Challenge - Present the data once more in exactly its original form.

Task material -
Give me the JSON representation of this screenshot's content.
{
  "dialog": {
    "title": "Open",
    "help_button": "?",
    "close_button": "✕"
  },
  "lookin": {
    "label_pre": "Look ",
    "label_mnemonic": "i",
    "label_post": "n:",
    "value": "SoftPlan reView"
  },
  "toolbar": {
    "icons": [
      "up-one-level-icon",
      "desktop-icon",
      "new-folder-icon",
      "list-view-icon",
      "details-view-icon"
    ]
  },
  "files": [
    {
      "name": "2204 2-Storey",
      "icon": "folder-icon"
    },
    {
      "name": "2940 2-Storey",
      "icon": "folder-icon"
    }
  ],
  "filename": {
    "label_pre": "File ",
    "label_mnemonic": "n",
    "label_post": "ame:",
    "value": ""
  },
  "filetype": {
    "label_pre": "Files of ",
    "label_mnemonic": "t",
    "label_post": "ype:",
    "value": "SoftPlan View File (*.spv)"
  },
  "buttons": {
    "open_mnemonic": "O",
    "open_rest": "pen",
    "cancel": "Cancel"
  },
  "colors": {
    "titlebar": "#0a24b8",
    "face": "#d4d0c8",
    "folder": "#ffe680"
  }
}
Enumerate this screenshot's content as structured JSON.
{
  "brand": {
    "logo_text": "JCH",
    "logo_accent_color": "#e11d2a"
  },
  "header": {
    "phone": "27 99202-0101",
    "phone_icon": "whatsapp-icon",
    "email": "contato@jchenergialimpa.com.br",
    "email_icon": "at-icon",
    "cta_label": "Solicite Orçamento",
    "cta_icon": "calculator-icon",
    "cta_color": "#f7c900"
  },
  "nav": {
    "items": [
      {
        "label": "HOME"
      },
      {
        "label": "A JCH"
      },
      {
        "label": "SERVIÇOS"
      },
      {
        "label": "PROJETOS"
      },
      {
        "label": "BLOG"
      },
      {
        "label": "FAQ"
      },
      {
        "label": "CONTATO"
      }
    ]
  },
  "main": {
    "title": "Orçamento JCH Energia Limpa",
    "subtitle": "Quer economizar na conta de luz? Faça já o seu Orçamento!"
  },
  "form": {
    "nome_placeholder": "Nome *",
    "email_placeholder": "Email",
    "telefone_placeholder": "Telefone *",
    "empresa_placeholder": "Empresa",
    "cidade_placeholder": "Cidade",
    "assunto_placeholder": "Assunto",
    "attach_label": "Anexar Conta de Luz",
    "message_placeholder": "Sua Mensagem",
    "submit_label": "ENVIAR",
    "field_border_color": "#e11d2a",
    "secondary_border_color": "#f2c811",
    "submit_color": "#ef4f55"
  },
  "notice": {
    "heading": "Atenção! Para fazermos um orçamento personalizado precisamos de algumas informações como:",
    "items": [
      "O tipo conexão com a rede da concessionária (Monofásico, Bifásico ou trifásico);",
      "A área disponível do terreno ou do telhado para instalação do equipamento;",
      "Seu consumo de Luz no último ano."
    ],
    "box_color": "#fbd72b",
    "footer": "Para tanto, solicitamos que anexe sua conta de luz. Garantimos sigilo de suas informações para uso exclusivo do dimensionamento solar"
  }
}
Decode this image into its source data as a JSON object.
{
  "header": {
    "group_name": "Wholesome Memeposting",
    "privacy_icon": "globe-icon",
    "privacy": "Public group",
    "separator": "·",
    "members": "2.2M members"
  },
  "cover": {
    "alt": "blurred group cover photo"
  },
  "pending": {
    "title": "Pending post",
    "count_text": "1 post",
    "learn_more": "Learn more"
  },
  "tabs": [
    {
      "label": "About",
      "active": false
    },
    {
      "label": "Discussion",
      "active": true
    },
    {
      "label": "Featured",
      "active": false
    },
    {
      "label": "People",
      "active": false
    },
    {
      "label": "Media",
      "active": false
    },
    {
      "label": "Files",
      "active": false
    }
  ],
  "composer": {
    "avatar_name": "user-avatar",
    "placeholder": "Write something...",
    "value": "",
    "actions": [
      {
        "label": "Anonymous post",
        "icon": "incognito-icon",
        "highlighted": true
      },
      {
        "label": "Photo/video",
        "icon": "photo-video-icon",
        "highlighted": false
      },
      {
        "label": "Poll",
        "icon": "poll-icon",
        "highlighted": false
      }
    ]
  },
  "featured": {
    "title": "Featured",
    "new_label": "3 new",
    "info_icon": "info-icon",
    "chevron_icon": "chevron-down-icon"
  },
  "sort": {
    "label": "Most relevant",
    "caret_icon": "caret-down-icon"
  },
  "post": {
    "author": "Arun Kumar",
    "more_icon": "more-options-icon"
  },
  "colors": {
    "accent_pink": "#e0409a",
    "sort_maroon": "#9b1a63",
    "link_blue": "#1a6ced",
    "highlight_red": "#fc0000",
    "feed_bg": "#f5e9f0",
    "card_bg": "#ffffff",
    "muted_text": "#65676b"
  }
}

Result for this exercise -
Give me the JSON representation of this screenshot's content.
{
  "dialog": {
    "title": "Open",
    "help_button": "?",
    "close_button": "✕"
  },
  "lookin": {
    "label_pre": "Look ",
    "label_mnemonic": "i",
    "label_post": "n:",
    "value": "SoftPlan reView"
  },
  "toolbar": {
    "icons": [
      "up-one-level-icon",
      "desktop-icon",
      "new-folder-icon",
      "list-view-icon",
      "details-view-icon"
    ]
  },
  "files": [
    {
      "name": "2204 2-Storey",
      "icon": "folder-icon"
    },
    {
      "name": "2940 2-Storey",
      "icon": "folder-icon"
    }
  ],
  "filename": {
    "label_pre": "File ",
    "label_mnemonic": "n",
    "label_post": "ame:",
    "value": ""
  },
  "filetype": {
    "label_pre": "Files of ",
    "label_mnemonic": "t",
    "label_post": "ype:",
    "value": "SoftPlan View File (*.spv)"
  },
  "buttons": {
    "open_mnemonic": "O",
    "open_rest": "pen",
    "cancel": "Cancel"
  },
  "colors": {
    "titlebar": "#0a24b8",
    "face": "#d4d0c8",
    "folder": "#ffe680"
  }
}
Enumerate this screenshot's content as structured JSON.
{
  "brand": {
    "logo_text": "JCH",
    "logo_accent_color": "#e11d2a"
  },
  "header": {
    "phone": "27 99202-0101",
    "phone_icon": "whatsapp-icon",
    "email": "contato@jchenergialimpa.com.br",
    "email_icon": "at-icon",
    "cta_label": "Solicite Orçamento",
    "cta_icon": "calculator-icon",
    "cta_color": "#f7c900"
  },
  "nav": {
    "items": [
      {
        "label": "HOME"
      },
      {
        "label": "A JCH"
      },
      {
        "label": "SERVIÇOS"
      },
      {
        "label": "PROJETOS"
      },
      {
        "label": "BLOG"
      },
      {
        "label": "FAQ"
      },
      {
        "label": "CONTATO"
      }
    ]
  },
  "main": {
    "title": "Orçamento JCH Energia Limpa",
    "subtitle": "Quer economizar na conta de luz? Faça já o seu Orçamento!"
  },
  "form": {
    "nome_placeholder": "Nome *",
    "email_placeholder": "Email",
    "telefone_placeholder": "Telefone *",
    "empresa_placeholder": "Empresa",
    "cidade_placeholder": "Cidade",
    "assunto_placeholder": "Assunto",
    "attach_label": "Anexar Conta de Luz",
    "message_placeholder": "Sua Mensagem",
    "submit_label": "ENVIAR",
    "field_border_color": "#e11d2a",
    "secondary_border_color": "#f2c811",
    "submit_color": "#ef4f55"
  },
  "notice": {
    "heading": "Atenção! Para fazermos um orçamento personalizado precisamos de algumas informações como:",
    "items": [
      "O tipo conexão com a rede da concessionária (Monofásico, Bifásico ou trifásico);",
      "A área disponível do terreno ou do telhado para instalação do equipamento;",
      "Seu consumo de Luz no último ano."
    ],
    "box_color": "#fbd72b",
    "footer": "Para tanto, solicitamos que anexe sua conta de luz. Garantimos sigilo de suas informações para uso exclusivo do dimensionamento solar"
  }
}
Decode this image into its source data as a JSON object.
{
  "header": {
    "group_name": "Wholesome Memeposting",
    "privacy_icon": "globe-icon",
    "privacy": "Public group",
    "separator": "·",
    "members": "2.2M members"
  },
  "cover": {
    "alt": "blurred group cover photo"
  },
  "pending": {
    "title": "Pending post",
    "count_text": "1 post",
    "learn_more": "Learn more"
  },
  "tabs": [
    {
      "label": "About",
      "active": false
    },
    {
      "label": "Discussion",
      "active": true
    },
    {
      "label": "Featured",
      "active": false
    },
    {
      "label": "People",
      "active": false
    },
    {
      "label": "Media",
      "active": false
    },
    {
      "label": "Files",
      "active": false
    }
  ],
  "composer": {
    "avatar_name": "user-avatar",
    "placeholder": "Write something...",
    "value": "",
    "actions": [
      {
        "label": "Anonymous post",
        "icon": "incognito-icon",
        "highlighted": true
      },
      {
        "label": "Photo/video",
        "icon": "photo-video-icon",
        "highlighted": false
      },
      {
        "label": "Poll",
        "icon": "poll-icon",
        "highlighted": false
      }
    ]
  },
  "featured": {
    "title": "Featured",
    "new_label": "3 new",
    "info_icon": "info-icon",
    "chevron_icon": "chevron-down-icon"
  },
  "sort": {
    "label": "Most relevant",
    "caret_icon": "caret-down-icon"
  },
  "post": {
    "author": "Arun Kumar",
    "more_icon": "more-options-icon"
  },
  "colors": {
    "accent_pink": "#e0409a",
    "sort_maroon": "#9b1a63",
    "link_blue": "#1a6ced",
    "highlight_red": "#fc0000",
    "feed_bg": "#f5e9f0",
    "card_bg": "#ffffff",
    "muted_text": "#65676b"
  }
}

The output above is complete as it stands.